Start of Document section

The problem is that Victoria Brownworth and Susan Raffo bring us face to face with the thing each of us fears most: being less than perfect in our bodies and minds. We are able to care for aging parents and grandparents, feeling secure in the strength and health of our bodies. We go to our jobs, do our shopping, fix our meals and clean our houses secure in the knowledge that our bodies and minds are working as they should. Read a book? No problem. Pick up a paper on the floor? No problem. Work a forty-hour week? No problem.

But what if you couldn’t?

We are human and so we assume that our bodies and minds will always work as we think they should. Some of the more aware among us will admit that our bodies and minds might fail us in old age. But even these astute people often go on to think that it will not happen to them because they themselves are exercising, eating right and taking vitamins. We all want and need to believe that these measures will prevent the failure of mind and body.

And besides, those people are old, right? Those people do not know about herbs. These people are not proactive when it comes to their health. That is why they are now disabled.

What a lovely fantasy!

When we hear of someone young, someone our own age whose body or mind is failing, we feel uncomfortable and a little scared. And when we are uncomfortable and scared we do what most human beings do: we deny or ignore the scary thing. We create a fantasy in which that awful thing will not happen to us.

Each of us, while cheering for Karen Thompson, still could not imagine that we could possibly be in Sharon Kowalski’s place. A devastating accident might happen to others but not to us.

Other people, less healthy people, might develop those weird environmental allergies, but not us. Some people develop fibromyalgia or chronic fatigue but those people just weren’t healthy to start with. Were they? Really, no one with cerebral palsy (CP) is lesbian, are they?

Brownworth and Raffo show us that “those people” are us. People just like you, just like me, have devastating accidents, CP, environmental allergies, fibromyalgia and chronic fatigue. Despite our hopes and fantasies, medicine cannot cure many illnesses nor fix many kinds of accidental damage done to our bodies. Being lesbian is not a magic shield that protects us from all the illnesses of body and mind. Just because we suffer from belonging to a minority does not mean that we will not suffer in other ways as well.

These women remind us how fragile our bodies are. They also show us how strong and resilient the human spirit is. For these women disability is a challenge to be faced. And the promise is that life keeps going on.

End of Document section
Start of Extracted entries

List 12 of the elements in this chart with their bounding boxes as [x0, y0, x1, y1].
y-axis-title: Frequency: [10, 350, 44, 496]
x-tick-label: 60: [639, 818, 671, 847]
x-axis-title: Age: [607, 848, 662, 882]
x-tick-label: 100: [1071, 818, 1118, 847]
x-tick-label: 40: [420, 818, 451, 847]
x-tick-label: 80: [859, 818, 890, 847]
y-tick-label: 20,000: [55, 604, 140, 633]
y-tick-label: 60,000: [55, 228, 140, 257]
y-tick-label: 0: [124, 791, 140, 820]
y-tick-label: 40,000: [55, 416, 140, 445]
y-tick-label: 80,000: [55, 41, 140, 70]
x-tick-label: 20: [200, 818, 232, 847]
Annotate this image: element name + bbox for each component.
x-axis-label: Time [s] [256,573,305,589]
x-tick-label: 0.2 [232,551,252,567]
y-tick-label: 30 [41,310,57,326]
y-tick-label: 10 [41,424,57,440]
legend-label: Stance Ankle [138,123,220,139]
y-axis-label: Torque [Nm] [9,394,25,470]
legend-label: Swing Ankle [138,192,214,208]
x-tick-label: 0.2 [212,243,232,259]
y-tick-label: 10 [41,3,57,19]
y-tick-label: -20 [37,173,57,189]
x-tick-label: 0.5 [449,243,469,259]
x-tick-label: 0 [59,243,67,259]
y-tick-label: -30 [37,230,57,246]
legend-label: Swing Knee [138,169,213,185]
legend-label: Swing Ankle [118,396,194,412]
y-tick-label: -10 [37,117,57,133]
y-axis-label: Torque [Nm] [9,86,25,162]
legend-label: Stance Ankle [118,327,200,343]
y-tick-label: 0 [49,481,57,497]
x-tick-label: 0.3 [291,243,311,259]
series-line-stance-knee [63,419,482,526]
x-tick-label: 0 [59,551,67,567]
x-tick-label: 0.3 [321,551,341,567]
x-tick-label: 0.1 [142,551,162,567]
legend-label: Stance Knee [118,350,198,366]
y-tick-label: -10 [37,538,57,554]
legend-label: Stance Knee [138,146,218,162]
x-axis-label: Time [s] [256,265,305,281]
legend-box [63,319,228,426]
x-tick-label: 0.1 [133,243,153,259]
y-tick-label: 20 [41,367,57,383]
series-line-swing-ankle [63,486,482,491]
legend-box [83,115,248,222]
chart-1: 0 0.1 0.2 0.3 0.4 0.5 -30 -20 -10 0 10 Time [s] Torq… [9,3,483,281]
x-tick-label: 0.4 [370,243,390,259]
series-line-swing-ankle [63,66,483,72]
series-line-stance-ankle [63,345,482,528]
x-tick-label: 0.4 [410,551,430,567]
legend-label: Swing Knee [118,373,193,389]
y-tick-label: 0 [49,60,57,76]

End of Extracted entries

- _Work instructions_
- a) Decide whether each statement below agrees with the passage about disability: (i) Being lesbian protects a person from the illnesses of body and mind. (ii) Medicine cannot cure many illnesses. (iii) The women treat disability as a challenge to be faced. Answer yes or no for each and quote the words that settle it.
- b) Answer these questions from the passage about disability:
(i) What three measures do the astute people believe will keep failure of mind and body from happening to them?
(ii) Who were we cheering for while unable to imagine being in Sharon Kowalski's place?
(iii) What do most human beings do when they are uncomfortable and scared?

- _Exercise answers_
- a)
(i) No: "Being lesbian is not a magic shield that protects us from all the illnesses of body and mind."
(ii) Yes: "medicine cannot cure many illnesses nor fix many kinds of accidental damage done to our bodies."
(iii) Yes: "For these women disability is a challenge to be faced."

- b)
(i) Exercising, eating right and taking vitamins.
(ii) Karen Thompson.
(iii) They deny or ignore the scary thing.